- _SHORT PROBLEM_
Filter the entries that follow, copying every line in which the word "title" appears.

[Records from a collection of figures]
____
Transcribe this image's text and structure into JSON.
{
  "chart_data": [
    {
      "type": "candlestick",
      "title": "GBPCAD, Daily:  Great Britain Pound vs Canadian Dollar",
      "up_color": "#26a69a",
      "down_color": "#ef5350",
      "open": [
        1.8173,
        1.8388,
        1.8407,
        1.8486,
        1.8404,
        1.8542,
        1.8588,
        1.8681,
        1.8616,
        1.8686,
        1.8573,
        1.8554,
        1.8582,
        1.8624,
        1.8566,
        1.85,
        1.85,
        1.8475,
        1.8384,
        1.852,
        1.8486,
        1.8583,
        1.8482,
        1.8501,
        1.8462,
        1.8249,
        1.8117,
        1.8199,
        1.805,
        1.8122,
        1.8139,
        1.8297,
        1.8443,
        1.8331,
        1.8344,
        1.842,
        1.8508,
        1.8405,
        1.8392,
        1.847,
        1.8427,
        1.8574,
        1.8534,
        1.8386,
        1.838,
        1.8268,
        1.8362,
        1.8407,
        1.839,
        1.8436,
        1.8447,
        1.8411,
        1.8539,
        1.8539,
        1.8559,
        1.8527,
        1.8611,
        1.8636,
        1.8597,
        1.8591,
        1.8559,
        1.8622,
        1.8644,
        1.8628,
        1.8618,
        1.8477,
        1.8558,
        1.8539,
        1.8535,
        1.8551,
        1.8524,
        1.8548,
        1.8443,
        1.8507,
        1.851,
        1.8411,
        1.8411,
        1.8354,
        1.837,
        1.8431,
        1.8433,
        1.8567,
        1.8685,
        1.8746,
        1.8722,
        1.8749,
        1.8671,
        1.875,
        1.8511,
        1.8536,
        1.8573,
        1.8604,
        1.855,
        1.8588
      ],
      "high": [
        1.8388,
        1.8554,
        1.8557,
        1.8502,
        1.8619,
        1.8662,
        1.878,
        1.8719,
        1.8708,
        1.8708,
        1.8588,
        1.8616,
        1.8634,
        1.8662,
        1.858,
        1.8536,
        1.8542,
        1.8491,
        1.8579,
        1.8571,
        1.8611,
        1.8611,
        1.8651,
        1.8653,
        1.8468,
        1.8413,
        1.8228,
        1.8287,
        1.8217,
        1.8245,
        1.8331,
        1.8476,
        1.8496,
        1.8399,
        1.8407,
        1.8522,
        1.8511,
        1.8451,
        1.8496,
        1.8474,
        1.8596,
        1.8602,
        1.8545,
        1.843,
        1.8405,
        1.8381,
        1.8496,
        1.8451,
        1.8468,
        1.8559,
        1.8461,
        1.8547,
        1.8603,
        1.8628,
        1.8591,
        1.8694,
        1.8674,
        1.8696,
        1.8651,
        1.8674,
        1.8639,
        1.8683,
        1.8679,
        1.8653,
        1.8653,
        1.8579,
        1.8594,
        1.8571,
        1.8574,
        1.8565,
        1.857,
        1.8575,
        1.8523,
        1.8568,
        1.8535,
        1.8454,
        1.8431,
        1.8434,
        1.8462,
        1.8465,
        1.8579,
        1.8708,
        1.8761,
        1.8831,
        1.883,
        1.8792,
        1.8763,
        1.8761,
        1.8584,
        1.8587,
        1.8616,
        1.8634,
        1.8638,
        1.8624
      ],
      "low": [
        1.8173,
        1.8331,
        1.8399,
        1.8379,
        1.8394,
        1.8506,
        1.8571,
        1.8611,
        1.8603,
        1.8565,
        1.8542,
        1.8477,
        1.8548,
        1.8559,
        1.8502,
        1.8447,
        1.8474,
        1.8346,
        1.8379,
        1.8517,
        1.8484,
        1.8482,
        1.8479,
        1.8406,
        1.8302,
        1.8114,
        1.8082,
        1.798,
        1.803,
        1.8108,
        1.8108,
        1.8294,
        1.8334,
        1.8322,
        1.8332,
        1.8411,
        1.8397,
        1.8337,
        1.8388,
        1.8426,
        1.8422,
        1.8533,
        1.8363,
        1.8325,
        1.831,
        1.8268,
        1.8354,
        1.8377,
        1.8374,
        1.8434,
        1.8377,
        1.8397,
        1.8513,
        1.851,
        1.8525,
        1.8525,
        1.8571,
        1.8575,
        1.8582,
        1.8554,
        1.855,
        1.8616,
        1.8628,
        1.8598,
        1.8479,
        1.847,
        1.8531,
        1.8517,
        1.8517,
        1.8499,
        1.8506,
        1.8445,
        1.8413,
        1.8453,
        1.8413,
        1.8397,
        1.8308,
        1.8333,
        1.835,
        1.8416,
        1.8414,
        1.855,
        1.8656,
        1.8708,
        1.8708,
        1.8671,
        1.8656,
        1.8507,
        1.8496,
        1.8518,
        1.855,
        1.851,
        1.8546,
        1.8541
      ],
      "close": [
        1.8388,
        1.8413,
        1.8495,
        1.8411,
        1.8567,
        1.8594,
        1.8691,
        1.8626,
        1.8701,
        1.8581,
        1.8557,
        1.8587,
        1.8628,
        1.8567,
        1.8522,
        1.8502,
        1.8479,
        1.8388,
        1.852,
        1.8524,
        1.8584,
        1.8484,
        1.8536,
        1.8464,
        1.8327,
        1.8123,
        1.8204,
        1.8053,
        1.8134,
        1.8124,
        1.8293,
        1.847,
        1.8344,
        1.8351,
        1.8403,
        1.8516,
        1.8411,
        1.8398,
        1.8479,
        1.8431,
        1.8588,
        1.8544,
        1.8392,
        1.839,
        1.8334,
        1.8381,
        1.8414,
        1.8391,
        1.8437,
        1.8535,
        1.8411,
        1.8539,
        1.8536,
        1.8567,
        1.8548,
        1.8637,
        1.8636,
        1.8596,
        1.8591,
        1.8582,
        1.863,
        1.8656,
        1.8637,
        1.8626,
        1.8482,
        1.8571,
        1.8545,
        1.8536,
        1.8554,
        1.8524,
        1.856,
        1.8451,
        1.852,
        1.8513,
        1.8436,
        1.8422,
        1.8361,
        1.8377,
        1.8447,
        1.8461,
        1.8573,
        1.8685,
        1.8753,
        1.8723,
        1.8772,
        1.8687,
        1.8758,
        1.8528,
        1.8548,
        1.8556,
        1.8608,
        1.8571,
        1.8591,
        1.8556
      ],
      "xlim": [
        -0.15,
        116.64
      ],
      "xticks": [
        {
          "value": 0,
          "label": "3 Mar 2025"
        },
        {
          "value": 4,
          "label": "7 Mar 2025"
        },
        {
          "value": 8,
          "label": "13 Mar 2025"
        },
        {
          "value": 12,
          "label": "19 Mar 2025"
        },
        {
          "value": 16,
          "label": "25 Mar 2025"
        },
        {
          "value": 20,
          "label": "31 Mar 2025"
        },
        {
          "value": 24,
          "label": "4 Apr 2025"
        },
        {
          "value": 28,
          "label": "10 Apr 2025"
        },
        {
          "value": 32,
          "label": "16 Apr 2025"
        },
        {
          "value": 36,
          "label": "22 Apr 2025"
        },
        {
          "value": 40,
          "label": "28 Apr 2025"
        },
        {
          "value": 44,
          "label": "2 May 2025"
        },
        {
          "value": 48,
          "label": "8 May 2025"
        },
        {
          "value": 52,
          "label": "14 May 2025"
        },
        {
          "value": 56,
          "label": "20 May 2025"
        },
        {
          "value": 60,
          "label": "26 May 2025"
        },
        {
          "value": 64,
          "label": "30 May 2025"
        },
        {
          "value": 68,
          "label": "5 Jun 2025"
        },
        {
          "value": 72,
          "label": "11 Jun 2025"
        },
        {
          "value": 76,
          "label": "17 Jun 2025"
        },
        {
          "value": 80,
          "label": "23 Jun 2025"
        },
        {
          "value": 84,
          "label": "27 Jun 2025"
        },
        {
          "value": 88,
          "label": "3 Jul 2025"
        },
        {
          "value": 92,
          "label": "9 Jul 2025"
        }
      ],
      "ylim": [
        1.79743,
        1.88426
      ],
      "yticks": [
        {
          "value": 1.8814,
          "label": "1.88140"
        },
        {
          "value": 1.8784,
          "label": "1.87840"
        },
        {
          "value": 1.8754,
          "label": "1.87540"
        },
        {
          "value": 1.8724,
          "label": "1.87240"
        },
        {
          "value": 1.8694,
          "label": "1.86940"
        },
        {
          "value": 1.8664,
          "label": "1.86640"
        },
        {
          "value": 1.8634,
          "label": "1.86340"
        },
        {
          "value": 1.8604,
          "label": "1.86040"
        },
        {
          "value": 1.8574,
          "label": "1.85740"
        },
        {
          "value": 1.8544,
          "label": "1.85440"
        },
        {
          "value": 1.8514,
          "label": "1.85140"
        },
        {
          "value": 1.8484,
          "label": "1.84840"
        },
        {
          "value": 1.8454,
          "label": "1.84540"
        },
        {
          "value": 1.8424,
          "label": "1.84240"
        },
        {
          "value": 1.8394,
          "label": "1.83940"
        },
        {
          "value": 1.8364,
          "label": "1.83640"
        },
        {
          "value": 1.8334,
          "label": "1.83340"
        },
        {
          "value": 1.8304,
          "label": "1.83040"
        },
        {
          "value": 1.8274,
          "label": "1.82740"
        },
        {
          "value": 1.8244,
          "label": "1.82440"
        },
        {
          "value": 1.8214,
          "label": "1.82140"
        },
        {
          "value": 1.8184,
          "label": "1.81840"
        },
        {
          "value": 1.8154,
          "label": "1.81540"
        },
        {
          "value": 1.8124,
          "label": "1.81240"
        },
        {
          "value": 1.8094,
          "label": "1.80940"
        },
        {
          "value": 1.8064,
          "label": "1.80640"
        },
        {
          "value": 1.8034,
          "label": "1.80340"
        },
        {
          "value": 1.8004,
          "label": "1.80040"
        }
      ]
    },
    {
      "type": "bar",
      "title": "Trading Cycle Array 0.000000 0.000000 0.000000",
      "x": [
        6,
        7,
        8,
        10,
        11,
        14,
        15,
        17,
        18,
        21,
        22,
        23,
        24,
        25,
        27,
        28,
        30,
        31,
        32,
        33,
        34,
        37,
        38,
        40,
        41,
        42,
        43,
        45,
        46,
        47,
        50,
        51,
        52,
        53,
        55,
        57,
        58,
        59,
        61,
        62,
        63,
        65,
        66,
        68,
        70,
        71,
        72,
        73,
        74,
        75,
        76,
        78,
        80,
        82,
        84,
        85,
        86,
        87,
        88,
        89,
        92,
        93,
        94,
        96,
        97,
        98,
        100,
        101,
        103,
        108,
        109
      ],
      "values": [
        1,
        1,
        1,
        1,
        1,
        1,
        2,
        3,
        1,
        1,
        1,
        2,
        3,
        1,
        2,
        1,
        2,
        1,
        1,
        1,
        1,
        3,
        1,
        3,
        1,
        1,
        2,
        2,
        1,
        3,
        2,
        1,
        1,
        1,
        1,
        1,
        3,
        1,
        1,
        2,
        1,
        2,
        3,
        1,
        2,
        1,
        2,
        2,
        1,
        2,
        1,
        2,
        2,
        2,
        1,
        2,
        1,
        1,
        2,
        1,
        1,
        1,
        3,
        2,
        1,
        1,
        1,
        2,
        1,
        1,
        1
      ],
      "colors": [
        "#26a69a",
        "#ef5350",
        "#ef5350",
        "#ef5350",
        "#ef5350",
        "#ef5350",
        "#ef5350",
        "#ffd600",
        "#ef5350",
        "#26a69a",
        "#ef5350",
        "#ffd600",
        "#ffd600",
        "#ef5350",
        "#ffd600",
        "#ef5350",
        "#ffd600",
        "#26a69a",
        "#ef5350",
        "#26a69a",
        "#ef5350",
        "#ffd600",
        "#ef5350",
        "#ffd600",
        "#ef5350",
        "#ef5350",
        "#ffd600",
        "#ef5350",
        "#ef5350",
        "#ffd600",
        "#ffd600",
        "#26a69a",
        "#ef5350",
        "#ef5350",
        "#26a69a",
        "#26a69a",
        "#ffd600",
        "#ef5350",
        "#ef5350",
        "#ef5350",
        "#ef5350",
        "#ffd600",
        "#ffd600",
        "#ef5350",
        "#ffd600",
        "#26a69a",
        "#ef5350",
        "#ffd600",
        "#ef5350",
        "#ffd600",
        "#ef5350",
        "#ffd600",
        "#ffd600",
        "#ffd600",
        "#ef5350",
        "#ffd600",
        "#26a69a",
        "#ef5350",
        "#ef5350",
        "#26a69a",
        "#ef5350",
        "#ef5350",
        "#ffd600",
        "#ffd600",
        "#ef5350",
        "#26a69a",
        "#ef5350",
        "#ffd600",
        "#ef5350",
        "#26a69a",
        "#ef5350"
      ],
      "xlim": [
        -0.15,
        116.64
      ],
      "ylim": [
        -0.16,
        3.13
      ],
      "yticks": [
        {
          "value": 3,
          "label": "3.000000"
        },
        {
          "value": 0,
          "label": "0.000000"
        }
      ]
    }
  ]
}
____
- _EXERCISE ANSWER_
      "title": "GBPCAD, Daily:  Great Britain Pound vs Canadian Dollar",
      "title": "Trading Cycle Array 0.000000 0.000000 0.000000",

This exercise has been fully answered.